Look through the listing below and work out how many of its lines hold the word "color". Give only the number.

# Recorded data start

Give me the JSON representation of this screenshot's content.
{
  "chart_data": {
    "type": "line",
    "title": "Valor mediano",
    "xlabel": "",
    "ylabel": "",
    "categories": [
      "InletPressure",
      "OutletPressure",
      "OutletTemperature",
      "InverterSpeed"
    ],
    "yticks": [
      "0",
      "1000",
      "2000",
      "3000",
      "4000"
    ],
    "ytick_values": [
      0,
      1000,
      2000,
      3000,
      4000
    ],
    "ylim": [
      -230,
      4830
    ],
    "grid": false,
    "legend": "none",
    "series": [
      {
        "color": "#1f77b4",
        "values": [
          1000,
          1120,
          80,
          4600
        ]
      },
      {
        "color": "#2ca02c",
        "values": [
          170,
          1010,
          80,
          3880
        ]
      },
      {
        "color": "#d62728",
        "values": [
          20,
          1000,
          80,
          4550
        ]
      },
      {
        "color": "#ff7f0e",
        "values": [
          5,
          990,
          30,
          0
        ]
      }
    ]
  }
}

# Recorded data end

=== Solution to the exercise ===
4